## TASK DESCRIPTION
Count every line below that contains "parts", then state the total with no other output.

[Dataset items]
====

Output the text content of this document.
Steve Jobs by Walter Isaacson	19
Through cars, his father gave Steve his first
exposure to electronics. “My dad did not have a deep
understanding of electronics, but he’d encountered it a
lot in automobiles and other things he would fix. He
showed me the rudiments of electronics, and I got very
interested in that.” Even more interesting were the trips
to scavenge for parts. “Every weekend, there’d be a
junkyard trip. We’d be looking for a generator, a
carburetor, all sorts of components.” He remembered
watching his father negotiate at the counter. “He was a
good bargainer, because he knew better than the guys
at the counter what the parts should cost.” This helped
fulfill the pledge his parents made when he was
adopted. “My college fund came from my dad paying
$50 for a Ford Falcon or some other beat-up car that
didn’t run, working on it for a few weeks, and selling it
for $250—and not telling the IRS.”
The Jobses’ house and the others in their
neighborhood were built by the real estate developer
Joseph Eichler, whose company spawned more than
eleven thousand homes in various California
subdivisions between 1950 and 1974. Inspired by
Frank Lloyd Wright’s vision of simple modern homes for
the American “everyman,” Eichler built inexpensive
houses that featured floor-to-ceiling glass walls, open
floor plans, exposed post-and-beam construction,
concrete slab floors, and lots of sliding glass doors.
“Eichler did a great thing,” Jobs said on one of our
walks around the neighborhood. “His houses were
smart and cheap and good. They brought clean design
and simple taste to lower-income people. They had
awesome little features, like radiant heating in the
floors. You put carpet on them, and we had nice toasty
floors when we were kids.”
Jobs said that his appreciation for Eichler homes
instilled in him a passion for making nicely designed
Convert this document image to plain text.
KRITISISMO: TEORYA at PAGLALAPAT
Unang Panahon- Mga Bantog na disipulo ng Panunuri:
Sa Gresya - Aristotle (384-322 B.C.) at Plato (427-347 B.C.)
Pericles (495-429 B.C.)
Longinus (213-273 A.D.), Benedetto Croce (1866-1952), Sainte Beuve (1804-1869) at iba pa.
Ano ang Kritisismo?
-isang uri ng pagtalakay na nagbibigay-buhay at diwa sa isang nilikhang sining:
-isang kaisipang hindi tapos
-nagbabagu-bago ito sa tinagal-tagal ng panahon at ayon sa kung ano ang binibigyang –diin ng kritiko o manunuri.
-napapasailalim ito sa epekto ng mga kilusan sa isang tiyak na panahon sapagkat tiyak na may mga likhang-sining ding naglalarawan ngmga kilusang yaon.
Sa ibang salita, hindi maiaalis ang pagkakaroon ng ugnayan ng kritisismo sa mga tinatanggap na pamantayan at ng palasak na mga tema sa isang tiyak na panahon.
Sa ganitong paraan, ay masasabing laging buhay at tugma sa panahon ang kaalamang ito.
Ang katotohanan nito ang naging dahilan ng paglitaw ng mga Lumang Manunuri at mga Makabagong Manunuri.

====

## TASK RESULT
2